### Raw records:
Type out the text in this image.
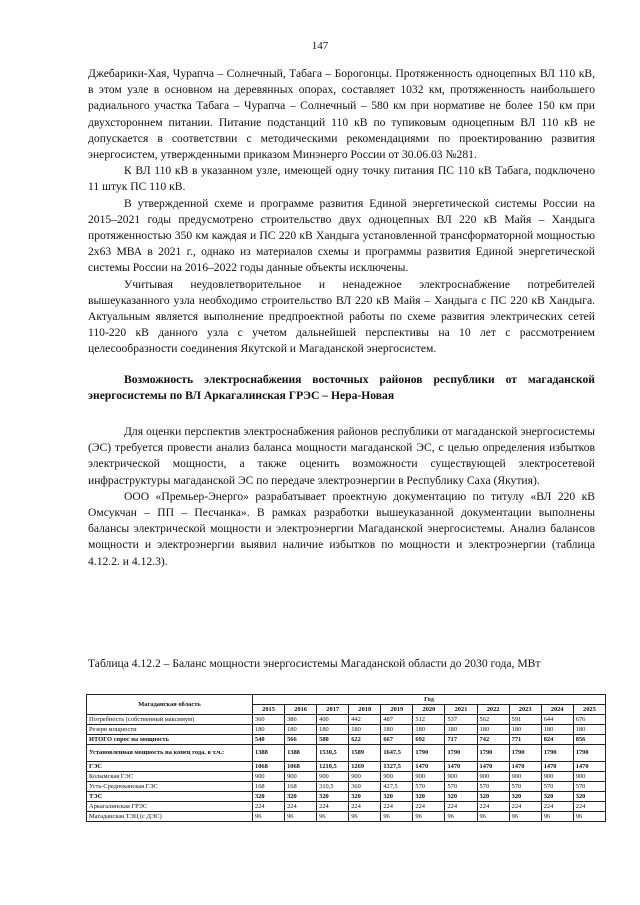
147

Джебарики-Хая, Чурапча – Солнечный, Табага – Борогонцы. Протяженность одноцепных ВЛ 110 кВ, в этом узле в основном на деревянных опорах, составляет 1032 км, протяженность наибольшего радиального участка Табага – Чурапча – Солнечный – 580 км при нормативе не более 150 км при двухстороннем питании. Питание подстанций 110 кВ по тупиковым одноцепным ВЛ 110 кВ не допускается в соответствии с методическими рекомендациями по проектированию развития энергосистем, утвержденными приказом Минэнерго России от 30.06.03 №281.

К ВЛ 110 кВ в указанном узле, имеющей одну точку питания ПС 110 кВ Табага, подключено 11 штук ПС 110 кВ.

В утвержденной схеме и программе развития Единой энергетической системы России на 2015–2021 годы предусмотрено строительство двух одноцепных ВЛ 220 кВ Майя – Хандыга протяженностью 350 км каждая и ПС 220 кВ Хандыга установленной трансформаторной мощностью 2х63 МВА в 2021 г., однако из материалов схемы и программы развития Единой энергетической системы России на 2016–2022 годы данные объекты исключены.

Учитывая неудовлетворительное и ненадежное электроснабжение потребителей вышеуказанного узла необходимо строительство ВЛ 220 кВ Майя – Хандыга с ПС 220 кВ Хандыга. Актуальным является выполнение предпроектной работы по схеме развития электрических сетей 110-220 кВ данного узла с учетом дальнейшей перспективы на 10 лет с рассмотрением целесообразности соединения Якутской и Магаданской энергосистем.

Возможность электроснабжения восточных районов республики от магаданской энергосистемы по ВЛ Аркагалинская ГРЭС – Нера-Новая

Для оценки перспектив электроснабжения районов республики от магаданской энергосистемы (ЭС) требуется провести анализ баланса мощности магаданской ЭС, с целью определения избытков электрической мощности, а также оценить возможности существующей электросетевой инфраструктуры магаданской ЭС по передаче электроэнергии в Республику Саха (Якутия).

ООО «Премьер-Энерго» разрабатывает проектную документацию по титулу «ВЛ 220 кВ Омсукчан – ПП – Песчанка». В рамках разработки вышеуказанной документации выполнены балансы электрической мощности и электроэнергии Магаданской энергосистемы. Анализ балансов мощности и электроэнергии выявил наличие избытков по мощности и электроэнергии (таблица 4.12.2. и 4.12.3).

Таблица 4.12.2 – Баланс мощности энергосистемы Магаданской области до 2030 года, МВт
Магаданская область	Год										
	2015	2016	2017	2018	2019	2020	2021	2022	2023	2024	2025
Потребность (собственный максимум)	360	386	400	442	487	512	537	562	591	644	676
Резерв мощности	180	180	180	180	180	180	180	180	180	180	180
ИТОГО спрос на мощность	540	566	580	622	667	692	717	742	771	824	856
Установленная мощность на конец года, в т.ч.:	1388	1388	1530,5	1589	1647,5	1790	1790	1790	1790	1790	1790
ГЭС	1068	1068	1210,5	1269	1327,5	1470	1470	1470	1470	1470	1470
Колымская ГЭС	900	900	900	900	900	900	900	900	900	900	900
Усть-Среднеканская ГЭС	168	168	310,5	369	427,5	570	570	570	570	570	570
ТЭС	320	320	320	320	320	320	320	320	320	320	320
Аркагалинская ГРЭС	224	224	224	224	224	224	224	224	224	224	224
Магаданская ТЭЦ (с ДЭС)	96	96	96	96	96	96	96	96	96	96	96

### Written request:
Pick out the lines containing the string "ГРЭС" and show them.

### Solution to this exercise:
Возможность электроснабжения восточных районов республики от магаданской энергосистемы по ВЛ Аркагалинская ГРЭС – Нера-Новая
Аркагалинская ГРЭС	224	224	224	224	224	224	224	224	224	224	224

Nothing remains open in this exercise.